Job: Take each line that has the word "第一作者" and return it.

Input for this task:
************

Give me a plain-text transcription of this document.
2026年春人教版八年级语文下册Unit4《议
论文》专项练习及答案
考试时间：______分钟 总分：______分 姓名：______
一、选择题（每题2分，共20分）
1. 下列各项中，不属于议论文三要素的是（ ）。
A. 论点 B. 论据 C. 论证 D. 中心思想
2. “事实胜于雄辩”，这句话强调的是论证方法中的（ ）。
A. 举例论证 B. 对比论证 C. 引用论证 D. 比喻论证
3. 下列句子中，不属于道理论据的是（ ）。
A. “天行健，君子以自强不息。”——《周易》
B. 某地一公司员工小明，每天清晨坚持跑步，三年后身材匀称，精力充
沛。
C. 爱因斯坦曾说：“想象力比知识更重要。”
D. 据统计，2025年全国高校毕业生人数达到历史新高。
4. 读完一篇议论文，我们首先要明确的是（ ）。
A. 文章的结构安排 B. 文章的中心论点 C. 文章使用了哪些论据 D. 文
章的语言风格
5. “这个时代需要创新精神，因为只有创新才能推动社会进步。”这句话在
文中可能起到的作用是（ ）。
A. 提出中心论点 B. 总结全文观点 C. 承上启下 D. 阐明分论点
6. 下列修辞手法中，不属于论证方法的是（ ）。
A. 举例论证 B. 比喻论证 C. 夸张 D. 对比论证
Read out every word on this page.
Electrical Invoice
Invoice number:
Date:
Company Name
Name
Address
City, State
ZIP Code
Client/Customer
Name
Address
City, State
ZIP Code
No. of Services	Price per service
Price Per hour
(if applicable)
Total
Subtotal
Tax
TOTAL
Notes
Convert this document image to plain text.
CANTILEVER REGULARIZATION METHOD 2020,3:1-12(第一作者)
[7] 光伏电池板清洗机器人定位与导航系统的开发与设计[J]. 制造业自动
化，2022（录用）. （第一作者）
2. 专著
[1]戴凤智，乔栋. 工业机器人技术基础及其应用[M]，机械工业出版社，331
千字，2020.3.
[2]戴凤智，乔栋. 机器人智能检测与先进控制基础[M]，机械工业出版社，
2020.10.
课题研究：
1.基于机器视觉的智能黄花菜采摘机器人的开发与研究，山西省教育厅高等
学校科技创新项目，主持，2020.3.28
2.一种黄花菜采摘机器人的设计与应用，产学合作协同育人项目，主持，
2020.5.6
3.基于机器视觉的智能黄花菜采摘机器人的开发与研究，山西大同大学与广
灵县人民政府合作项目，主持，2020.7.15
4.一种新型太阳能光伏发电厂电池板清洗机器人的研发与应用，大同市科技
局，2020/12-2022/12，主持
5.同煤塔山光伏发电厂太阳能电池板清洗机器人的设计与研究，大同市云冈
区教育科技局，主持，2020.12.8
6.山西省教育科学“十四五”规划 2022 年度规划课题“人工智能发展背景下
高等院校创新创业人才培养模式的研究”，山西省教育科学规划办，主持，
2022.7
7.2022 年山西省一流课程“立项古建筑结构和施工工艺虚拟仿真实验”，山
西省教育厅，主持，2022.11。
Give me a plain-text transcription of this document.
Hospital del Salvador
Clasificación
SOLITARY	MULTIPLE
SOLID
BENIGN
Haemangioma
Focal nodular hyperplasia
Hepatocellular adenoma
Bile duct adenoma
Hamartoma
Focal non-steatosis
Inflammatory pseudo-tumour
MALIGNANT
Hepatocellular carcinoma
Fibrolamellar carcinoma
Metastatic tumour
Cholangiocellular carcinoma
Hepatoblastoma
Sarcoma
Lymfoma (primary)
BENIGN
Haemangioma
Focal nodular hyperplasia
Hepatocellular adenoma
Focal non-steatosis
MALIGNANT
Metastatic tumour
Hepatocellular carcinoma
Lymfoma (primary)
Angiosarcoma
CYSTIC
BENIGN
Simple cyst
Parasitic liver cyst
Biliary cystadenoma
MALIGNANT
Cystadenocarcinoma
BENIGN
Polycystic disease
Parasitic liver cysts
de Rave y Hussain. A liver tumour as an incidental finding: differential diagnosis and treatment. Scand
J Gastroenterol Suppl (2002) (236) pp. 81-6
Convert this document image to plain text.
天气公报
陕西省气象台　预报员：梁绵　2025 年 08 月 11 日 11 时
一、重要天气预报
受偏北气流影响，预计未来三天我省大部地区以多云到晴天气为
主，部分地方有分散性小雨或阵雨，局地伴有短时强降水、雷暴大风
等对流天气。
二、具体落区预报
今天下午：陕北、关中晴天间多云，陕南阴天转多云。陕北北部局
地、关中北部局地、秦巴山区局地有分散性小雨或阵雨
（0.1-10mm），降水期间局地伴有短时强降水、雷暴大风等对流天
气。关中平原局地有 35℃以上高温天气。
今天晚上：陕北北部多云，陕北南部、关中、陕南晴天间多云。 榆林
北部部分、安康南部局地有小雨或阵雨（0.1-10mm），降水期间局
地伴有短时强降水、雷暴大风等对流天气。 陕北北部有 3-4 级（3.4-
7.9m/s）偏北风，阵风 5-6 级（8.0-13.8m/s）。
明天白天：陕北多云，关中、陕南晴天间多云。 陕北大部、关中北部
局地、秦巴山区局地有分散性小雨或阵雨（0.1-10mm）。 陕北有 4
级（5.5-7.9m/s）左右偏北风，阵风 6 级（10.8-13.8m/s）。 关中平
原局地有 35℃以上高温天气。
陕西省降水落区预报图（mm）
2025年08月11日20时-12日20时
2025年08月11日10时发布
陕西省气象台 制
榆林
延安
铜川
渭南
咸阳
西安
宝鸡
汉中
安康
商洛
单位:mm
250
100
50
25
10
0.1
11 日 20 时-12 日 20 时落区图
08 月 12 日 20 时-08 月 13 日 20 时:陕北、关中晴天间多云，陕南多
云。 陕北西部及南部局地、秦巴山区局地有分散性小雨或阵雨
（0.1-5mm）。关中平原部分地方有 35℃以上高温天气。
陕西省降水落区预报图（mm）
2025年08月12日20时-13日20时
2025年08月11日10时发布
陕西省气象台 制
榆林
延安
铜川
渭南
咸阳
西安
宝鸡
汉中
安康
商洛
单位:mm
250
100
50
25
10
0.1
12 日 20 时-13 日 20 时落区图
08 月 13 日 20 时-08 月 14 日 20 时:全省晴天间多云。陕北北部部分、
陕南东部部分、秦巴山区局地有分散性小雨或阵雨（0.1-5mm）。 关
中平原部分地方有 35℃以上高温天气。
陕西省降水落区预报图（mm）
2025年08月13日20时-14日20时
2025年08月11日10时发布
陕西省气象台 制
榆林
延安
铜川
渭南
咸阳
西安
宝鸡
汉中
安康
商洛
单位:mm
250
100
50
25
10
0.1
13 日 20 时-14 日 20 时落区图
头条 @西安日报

************

Task answer:
CANTILEVER REGULARIZATION METHOD 2020,3:1-12(第一作者)
化，2022（录用）. （第一作者）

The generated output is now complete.